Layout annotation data
···

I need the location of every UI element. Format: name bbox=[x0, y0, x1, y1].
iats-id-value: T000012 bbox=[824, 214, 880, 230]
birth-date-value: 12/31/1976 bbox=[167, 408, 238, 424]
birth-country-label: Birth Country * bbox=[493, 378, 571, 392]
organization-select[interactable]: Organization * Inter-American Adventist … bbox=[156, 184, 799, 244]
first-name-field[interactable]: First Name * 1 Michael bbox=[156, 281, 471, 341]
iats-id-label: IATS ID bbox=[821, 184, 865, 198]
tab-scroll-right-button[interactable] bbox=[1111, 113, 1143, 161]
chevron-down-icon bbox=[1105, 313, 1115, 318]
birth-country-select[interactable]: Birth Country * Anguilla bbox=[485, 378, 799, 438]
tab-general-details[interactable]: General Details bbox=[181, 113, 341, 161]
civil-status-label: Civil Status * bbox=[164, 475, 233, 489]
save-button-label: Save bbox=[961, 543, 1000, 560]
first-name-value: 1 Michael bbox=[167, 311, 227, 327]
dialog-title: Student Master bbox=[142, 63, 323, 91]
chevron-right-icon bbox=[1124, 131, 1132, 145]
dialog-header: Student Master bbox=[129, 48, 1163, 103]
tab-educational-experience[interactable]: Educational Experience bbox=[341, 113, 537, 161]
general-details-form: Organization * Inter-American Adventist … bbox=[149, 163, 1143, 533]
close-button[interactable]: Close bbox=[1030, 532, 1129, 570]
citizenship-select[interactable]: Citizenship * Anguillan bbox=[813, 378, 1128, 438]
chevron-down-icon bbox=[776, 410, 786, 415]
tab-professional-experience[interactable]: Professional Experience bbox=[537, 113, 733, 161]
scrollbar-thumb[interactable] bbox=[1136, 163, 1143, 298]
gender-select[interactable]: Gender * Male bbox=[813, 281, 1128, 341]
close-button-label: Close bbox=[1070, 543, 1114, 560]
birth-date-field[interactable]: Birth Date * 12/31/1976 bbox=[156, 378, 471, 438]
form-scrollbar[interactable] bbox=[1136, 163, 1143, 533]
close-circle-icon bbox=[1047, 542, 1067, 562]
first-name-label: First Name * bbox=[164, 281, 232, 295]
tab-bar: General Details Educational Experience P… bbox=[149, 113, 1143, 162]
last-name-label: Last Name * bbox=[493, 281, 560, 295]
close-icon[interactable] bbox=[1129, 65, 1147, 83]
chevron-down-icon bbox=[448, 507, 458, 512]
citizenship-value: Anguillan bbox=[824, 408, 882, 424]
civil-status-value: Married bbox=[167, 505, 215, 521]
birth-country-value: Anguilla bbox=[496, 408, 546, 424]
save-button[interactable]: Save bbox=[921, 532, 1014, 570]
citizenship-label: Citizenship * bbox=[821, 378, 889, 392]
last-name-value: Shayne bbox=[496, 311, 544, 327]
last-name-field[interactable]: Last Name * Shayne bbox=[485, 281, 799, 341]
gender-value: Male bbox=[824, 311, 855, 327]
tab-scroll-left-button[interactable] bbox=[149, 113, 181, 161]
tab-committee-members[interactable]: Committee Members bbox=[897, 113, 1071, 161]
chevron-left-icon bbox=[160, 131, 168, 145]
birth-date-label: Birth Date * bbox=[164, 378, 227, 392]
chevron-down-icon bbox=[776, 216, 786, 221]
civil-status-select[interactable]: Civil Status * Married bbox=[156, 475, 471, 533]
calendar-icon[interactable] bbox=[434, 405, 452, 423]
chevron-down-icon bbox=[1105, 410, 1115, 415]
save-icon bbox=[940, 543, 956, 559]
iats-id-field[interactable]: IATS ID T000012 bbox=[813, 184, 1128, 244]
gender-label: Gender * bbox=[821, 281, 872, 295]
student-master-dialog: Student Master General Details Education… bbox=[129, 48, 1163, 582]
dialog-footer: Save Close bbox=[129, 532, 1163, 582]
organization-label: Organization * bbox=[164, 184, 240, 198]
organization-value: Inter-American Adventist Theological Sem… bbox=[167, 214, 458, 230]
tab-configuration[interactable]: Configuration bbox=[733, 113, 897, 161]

···

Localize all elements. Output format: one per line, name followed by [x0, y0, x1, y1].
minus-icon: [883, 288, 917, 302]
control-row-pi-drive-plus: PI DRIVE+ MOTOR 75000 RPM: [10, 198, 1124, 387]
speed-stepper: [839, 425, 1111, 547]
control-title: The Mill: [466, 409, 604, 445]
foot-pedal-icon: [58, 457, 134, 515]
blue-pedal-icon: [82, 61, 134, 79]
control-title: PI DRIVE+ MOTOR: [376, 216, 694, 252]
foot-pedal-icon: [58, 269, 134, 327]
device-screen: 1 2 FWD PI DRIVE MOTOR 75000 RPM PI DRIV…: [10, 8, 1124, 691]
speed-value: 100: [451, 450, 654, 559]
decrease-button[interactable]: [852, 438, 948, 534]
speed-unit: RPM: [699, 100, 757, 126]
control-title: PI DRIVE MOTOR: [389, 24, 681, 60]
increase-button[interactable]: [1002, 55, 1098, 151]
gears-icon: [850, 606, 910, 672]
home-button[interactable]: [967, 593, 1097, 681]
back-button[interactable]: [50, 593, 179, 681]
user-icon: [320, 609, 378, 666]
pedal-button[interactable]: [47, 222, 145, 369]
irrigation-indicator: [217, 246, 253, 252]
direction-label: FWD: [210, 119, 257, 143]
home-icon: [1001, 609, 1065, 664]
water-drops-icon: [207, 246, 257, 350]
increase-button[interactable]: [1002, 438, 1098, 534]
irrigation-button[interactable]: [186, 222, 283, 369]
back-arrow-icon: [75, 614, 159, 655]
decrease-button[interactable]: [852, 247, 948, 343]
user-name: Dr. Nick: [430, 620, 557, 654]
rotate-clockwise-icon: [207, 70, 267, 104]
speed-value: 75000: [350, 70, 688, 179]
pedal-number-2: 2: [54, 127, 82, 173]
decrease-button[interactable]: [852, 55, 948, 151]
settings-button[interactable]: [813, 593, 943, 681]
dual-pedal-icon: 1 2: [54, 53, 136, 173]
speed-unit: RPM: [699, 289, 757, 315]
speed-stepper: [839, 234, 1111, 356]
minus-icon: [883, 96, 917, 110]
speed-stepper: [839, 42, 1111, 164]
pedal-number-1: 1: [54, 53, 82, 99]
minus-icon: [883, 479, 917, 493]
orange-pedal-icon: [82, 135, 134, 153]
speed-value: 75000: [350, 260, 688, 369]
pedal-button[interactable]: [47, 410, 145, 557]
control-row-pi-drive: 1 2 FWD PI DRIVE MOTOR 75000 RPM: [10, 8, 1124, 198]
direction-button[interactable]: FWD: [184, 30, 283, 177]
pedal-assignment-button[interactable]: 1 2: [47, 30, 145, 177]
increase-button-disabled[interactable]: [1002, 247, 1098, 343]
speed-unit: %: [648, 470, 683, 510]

···

**What to produce**: Lay out everything from the line containing "I need the location" down to the line containing "chevron-down-icon bbox=[1105, 313, 1115, 318]" as a numbered list, both included and blank lines omitted.

**Finished exercise**:
1. I need the location of every UI element. Format: name bbox=[x0, y0, x1, y1].
2. iats-id-value: T000012 bbox=[824, 214, 880, 230]
3. birth-date-value: 12/31/1976 bbox=[167, 408, 238, 424]
4. birth-country-label: Birth Country * bbox=[493, 378, 571, 392]
5. organization-select[interactable]: Organization * Inter-American Adventist … bbox=[156, 184, 799, 244]
6. first-name-field[interactable]: First Name * 1 Michael bbox=[156, 281, 471, 341]
7. iats-id-label: IATS ID bbox=[821, 184, 865, 198]
8. tab-scroll-right-button[interactable] bbox=[1111, 113, 1143, 161]
9. chevron-down-icon bbox=[1105, 313, 1115, 318]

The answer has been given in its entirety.